··· Records

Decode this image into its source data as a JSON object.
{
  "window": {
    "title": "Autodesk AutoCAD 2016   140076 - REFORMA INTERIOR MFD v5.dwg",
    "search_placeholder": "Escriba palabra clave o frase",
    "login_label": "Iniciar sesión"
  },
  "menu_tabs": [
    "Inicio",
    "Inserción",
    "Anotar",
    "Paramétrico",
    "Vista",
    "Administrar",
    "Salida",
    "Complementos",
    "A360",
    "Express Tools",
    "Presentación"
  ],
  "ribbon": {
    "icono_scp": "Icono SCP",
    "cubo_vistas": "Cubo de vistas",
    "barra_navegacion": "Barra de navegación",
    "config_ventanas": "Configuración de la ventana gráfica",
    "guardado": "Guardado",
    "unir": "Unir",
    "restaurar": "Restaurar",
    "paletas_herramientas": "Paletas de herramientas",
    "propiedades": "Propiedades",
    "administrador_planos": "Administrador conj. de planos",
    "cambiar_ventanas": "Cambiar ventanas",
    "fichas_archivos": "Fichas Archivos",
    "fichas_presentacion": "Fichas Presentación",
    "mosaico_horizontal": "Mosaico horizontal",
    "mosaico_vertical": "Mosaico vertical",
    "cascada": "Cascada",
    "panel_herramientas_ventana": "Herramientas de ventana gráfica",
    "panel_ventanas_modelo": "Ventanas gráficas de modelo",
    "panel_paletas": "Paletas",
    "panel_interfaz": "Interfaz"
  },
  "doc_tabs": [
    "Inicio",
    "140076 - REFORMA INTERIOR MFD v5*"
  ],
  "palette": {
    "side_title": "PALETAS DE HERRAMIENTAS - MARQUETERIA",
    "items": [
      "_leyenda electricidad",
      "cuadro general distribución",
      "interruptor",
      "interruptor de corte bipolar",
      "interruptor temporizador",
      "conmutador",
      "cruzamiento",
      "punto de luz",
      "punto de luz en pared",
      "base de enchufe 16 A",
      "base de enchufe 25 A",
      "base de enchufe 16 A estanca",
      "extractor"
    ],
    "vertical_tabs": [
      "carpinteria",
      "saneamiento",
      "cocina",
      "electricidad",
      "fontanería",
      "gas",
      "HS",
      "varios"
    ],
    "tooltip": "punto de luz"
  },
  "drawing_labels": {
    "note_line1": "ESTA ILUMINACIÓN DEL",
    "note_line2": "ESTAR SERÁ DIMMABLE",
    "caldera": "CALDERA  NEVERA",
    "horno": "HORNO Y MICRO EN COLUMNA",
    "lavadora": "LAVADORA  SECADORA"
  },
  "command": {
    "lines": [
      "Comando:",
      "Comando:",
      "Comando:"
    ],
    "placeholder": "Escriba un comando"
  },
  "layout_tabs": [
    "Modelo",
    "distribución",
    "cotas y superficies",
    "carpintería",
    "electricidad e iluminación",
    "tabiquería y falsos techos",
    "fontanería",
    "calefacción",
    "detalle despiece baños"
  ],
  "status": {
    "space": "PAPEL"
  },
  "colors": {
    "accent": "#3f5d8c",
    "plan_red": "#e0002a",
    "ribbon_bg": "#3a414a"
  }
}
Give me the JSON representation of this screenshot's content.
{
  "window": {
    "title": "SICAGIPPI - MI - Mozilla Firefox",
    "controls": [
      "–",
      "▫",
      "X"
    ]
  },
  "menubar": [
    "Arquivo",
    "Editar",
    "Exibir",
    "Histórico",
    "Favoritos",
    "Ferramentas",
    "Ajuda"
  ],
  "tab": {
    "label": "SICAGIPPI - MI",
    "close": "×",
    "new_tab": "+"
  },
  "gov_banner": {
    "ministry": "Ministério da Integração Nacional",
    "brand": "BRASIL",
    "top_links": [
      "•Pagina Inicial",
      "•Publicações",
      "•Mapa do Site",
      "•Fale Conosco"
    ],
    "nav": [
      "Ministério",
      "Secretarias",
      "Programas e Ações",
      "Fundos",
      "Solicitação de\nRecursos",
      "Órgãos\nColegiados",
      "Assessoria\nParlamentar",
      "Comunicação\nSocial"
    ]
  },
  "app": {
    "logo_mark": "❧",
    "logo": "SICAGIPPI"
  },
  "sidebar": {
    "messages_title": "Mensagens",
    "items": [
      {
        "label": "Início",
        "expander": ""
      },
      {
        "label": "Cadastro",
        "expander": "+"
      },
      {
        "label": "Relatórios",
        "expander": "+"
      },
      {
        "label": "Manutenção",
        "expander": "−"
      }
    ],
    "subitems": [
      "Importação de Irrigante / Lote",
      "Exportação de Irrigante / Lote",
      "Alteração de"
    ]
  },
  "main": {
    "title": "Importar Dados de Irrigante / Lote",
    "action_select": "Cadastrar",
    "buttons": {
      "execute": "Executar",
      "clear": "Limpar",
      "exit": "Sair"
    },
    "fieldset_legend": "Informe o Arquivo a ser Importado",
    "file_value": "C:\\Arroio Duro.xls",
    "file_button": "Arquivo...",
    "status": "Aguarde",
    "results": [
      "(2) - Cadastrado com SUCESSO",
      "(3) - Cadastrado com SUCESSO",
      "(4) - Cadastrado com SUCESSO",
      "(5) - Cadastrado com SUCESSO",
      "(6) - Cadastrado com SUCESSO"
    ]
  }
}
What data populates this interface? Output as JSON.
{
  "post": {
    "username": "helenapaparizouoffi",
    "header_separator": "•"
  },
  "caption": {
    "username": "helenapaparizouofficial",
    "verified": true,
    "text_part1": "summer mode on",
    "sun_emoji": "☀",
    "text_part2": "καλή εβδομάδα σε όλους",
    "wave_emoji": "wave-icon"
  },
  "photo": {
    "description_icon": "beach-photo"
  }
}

······

> _Instructions to follow_
Where a line holds the string "JSON", copy that line.

> _Result for this exercise_
Decode this image into its source data as a JSON object.
Give me the JSON representation of this screenshot's content.
What data populates this interface? Output as JSON.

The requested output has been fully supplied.